### RECORDS SHOWN ###

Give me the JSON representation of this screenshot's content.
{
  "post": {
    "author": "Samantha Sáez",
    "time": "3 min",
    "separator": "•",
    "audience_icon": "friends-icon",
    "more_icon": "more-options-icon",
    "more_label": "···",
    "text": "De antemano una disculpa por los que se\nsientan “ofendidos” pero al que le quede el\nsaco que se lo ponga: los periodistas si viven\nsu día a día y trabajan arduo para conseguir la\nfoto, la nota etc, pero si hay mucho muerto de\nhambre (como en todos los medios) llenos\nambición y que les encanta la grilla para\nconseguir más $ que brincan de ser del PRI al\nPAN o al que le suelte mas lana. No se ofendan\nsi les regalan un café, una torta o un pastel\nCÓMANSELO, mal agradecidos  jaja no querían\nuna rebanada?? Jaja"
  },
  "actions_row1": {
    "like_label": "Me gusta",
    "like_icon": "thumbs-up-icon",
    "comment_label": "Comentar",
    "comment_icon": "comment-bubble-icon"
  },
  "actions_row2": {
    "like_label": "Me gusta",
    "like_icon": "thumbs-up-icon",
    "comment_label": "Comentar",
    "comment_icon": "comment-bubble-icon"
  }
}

###

SHORT TASK: Please quote the records above exactly, without skipping a line.

WRITTEN SOLUTION:
Give me the JSON representation of this screenshot's content.
{
  "post": {
    "author": "Samantha Sáez",
    "time": "3 min",
    "separator": "•",
    "audience_icon": "friends-icon",
    "more_icon": "more-options-icon",
    "more_label": "···",
    "text": "De antemano una disculpa por los que se\nsientan “ofendidos” pero al que le quede el\nsaco que se lo ponga: los periodistas si viven\nsu día a día y trabajan arduo para conseguir la\nfoto, la nota etc, pero si hay mucho muerto de\nhambre (como en todos los medios) llenos\nambición y que les encanta la grilla para\nconseguir más $ que brincan de ser del PRI al\nPAN o al que le suelte mas lana. No se ofendan\nsi les regalan un café, una torta o un pastel\nCÓMANSELO, mal agradecidos  jaja no querían\nuna rebanada?? Jaja"
  },
  "actions_row1": {
    "like_label": "Me gusta",
    "like_icon": "thumbs-up-icon",
    "comment_label": "Comentar",
    "comment_icon": "comment-bubble-icon"
  },
  "actions_row2": {
    "like_label": "Me gusta",
    "like_icon": "thumbs-up-icon",
    "comment_label": "Comentar",
    "comment_icon": "comment-bubble-icon"
  }
}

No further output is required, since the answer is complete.